● Work to be completed: Scan the data below and pick out the lines containing the word "Tourist".

Entries with figure data
■ ■ ■ ■ ■
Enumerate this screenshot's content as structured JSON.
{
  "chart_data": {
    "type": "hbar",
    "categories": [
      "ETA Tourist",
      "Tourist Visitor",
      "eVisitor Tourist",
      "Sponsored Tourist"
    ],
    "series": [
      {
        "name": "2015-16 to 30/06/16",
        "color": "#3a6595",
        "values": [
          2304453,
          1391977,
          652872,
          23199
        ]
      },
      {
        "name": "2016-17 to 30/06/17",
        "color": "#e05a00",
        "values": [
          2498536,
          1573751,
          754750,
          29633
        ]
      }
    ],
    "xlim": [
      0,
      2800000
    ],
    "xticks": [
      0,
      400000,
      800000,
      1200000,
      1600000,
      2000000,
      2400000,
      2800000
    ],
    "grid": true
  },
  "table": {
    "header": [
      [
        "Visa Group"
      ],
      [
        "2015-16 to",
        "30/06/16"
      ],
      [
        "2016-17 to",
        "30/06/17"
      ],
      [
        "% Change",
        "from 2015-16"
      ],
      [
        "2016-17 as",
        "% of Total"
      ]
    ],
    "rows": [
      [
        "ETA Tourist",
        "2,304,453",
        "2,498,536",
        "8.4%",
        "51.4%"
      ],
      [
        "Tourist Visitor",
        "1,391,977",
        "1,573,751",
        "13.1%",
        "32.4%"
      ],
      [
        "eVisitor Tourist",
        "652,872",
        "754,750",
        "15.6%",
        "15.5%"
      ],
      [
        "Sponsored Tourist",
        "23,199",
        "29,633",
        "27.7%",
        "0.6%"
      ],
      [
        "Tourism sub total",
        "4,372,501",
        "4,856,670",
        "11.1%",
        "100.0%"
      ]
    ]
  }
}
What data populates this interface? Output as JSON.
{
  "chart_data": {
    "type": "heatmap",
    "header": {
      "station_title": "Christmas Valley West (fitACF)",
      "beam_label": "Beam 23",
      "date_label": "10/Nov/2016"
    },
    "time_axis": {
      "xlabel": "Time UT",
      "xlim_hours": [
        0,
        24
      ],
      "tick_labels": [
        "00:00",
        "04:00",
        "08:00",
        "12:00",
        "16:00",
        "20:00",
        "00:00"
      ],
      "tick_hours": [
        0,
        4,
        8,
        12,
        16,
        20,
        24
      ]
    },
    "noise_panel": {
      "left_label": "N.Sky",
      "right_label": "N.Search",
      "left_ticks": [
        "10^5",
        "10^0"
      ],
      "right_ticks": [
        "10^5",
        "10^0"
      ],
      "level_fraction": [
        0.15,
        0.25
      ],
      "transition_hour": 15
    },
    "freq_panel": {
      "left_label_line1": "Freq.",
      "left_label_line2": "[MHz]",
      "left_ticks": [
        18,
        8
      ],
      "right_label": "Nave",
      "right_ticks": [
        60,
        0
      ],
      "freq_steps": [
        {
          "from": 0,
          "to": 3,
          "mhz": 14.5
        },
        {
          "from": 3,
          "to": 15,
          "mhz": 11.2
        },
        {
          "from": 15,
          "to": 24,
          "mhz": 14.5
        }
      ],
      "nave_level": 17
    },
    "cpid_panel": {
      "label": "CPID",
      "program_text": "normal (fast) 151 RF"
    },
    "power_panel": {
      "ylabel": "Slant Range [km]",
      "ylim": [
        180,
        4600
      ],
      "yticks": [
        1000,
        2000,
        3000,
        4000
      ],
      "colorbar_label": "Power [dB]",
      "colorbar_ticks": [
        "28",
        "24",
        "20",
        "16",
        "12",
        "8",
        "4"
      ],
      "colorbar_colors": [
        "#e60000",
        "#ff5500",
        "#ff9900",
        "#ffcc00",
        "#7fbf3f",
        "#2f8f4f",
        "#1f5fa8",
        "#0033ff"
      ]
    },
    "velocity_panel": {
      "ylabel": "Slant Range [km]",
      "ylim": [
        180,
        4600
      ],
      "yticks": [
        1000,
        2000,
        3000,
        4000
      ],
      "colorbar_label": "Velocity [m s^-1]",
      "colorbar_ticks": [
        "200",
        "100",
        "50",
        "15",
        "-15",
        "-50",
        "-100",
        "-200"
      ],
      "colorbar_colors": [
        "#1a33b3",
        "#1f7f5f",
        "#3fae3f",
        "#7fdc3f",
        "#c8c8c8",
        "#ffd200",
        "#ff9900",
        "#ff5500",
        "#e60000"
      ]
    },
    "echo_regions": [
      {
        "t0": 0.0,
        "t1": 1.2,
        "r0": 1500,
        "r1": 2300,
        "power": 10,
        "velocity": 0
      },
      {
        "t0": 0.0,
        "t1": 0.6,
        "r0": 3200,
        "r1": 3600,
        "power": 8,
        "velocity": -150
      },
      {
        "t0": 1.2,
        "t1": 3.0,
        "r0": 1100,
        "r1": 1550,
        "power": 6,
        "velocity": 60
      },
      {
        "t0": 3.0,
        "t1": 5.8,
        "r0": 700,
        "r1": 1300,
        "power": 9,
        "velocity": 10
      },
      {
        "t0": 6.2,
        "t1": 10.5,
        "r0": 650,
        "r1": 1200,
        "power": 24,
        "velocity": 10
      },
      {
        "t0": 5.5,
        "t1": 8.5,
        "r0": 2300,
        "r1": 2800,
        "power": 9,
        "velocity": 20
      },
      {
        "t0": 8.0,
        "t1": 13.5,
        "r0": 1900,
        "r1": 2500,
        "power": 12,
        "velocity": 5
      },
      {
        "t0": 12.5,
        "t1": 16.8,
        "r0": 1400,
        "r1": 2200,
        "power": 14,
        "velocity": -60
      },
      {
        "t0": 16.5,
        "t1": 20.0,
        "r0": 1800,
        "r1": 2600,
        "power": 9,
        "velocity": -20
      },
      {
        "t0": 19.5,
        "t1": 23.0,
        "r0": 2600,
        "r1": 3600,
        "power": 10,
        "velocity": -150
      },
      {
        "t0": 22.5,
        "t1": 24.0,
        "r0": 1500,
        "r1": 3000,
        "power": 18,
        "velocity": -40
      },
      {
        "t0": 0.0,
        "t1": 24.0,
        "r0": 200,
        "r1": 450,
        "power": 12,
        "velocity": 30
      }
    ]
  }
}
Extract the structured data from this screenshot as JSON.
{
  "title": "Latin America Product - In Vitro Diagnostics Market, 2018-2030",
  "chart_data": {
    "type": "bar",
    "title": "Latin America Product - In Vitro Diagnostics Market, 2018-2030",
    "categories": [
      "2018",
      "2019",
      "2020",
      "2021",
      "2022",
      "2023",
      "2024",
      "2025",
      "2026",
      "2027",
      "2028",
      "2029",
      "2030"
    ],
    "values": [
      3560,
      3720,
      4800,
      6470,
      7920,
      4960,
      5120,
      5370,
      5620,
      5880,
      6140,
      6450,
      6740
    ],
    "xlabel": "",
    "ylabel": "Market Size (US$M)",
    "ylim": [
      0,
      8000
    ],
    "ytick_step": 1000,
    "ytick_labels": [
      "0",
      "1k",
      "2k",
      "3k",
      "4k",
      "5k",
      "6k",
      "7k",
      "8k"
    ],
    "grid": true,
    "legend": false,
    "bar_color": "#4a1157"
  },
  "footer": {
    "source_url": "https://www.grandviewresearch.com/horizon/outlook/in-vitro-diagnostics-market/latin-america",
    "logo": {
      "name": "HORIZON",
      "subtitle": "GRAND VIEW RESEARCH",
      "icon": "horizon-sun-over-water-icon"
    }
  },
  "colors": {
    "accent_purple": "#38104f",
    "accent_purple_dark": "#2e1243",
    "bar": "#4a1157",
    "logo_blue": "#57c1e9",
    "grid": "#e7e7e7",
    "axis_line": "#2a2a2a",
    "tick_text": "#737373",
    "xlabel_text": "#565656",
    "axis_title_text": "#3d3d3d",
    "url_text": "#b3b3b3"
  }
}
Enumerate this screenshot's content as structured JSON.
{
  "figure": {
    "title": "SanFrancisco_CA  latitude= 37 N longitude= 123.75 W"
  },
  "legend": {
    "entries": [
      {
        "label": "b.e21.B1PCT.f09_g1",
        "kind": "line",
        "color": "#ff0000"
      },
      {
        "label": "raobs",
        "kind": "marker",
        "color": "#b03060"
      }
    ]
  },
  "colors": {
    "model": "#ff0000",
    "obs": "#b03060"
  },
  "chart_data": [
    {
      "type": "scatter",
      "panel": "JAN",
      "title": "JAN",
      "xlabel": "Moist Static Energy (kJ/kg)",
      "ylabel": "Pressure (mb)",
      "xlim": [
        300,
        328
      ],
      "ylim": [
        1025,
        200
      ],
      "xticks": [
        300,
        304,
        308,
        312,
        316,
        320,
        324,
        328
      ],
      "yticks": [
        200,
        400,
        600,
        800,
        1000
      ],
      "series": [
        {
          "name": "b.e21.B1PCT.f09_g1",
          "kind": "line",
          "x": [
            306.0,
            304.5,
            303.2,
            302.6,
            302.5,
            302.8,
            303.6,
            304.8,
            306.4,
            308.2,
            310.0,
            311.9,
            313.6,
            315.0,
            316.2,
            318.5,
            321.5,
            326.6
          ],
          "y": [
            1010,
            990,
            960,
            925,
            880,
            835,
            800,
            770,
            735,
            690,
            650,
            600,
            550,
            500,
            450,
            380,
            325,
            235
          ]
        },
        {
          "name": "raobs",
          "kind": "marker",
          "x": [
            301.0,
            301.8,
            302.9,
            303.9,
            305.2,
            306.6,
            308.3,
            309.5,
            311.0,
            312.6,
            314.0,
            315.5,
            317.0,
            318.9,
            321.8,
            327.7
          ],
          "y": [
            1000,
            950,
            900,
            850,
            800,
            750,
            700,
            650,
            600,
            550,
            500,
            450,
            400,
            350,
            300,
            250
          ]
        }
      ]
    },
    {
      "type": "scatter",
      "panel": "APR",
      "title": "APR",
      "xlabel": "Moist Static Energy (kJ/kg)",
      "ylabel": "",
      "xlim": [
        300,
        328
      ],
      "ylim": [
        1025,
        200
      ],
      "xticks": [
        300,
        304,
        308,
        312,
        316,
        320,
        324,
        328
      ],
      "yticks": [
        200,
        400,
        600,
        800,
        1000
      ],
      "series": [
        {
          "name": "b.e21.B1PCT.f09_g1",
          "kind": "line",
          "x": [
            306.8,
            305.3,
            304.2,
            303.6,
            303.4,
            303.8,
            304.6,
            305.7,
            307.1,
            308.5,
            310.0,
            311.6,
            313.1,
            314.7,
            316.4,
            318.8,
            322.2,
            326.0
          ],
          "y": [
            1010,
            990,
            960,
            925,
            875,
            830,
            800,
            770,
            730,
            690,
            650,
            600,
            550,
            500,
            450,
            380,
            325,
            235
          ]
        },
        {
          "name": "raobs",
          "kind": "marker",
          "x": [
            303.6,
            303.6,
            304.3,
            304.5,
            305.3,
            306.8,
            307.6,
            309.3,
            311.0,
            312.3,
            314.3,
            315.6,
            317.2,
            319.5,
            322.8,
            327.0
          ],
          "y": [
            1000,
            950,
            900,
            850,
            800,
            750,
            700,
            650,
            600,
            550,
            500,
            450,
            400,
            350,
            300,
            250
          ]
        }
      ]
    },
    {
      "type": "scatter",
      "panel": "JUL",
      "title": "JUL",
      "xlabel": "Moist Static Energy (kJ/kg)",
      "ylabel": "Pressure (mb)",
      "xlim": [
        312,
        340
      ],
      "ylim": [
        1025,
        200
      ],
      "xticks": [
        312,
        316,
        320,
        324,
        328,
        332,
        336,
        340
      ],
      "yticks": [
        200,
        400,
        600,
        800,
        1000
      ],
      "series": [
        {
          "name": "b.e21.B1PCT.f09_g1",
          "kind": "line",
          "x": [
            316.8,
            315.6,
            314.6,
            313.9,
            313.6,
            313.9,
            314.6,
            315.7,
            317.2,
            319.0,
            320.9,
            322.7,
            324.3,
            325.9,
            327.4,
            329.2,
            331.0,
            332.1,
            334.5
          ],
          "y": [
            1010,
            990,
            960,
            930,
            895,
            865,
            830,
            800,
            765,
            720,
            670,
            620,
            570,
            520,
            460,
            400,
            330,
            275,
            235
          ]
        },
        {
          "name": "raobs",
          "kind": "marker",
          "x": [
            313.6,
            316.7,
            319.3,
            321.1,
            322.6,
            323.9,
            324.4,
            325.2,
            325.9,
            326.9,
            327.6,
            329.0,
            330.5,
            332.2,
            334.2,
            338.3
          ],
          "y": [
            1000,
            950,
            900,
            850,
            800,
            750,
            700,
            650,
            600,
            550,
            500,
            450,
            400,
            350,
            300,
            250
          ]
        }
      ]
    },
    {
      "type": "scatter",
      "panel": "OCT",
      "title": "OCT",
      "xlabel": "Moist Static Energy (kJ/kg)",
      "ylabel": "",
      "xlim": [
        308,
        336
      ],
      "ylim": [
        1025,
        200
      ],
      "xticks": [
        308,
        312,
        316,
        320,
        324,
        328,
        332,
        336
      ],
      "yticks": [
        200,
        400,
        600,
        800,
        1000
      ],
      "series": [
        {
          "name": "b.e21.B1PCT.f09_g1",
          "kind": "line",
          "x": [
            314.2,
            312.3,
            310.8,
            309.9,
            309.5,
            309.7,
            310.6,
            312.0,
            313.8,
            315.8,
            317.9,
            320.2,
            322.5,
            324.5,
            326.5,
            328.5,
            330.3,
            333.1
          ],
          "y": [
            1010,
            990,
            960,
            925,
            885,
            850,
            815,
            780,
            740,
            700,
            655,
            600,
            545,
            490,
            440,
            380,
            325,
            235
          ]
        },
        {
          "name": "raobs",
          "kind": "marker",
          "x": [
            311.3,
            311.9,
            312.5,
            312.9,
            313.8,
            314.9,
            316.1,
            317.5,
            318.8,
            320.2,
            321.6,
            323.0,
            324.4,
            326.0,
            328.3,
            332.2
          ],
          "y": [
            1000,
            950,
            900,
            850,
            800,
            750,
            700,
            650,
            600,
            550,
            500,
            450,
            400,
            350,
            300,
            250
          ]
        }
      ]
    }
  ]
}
■ ■ ■ ■ ■
● The reply:
      "ETA Tourist",
      "Tourist Visitor",
      "eVisitor Tourist",
      "Sponsored Tourist"
        "ETA Tourist",
        "Tourist Visitor",
        "eVisitor Tourist",
        "Sponsored Tourist",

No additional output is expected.